Set task:
Return the full material exactly.

Items:
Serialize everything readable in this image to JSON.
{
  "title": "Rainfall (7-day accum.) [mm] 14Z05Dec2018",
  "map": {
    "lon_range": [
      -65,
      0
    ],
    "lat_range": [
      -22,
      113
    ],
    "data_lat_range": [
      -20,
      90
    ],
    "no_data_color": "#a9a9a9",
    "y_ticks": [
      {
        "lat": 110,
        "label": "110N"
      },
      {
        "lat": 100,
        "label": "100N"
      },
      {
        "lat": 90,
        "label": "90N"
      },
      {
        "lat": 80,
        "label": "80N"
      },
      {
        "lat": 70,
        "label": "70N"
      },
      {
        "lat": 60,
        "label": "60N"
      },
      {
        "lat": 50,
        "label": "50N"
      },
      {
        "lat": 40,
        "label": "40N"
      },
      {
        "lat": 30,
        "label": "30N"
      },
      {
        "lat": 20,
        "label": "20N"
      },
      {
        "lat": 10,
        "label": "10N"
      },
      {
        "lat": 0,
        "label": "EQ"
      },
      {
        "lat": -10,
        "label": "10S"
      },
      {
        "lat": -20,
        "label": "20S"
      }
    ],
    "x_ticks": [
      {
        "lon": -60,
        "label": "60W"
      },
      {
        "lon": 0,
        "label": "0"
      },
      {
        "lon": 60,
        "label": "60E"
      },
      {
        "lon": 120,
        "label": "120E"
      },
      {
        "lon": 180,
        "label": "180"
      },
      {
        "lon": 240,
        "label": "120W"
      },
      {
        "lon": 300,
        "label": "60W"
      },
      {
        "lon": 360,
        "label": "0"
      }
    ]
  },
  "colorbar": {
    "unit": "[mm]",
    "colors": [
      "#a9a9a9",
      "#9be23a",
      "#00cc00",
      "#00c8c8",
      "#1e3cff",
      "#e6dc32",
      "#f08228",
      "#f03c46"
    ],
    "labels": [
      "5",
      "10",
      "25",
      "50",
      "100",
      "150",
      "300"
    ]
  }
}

Response to this exercise:
Serialize everything readable in this image to JSON.
{
  "title": "Rainfall (7-day accum.) [mm] 14Z05Dec2018",
  "map": {
    "lon_range": [
      -65,
      0
    ],
    "lat_range": [
      -22,
      113
    ],
    "data_lat_range": [
      -20,
      90
    ],
    "no_data_color": "#a9a9a9",
    "y_ticks": [
      {
        "lat": 110,
        "label": "110N"
      },
      {
        "lat": 100,
        "label": "100N"
      },
      {
        "lat": 90,
        "label": "90N"
      },
      {
        "lat": 80,
        "label": "80N"
      },
      {
        "lat": 70,
        "label": "70N"
      },
      {
        "lat": 60,
        "label": "60N"
      },
      {
        "lat": 50,
        "label": "50N"
      },
      {
        "lat": 40,
        "label": "40N"
      },
      {
        "lat": 30,
        "label": "30N"
      },
      {
        "lat": 20,
        "label": "20N"
      },
      {
        "lat": 10,
        "label": "10N"
      },
      {
        "lat": 0,
        "label": "EQ"
      },
      {
        "lat": -10,
        "label": "10S"
      },
      {
        "lat": -20,
        "label": "20S"
      }
    ],
    "x_ticks": [
      {
        "lon": -60,
        "label": "60W"
      },
      {
        "lon": 0,
        "label": "0"
      },
      {
        "lon": 60,
        "label": "60E"
      },
      {
        "lon": 120,
        "label": "120E"
      },
      {
        "lon": 180,
        "label": "180"
      },
      {
        "lon": 240,
        "label": "120W"
      },
      {
        "lon": 300,
        "label": "60W"
      },
      {
        "lon": 360,
        "label": "0"
      }
    ]
  },
  "colorbar": {
    "unit": "[mm]",
    "colors": [
      "#a9a9a9",
      "#9be23a",
      "#00cc00",
      "#00c8c8",
      "#1e3cff",
      "#e6dc32",
      "#f08228",
      "#f03c46"
    ],
    "labels": [
      "5",
      "10",
      "25",
      "50",
      "100",
      "150",
      "300"
    ]
  }
}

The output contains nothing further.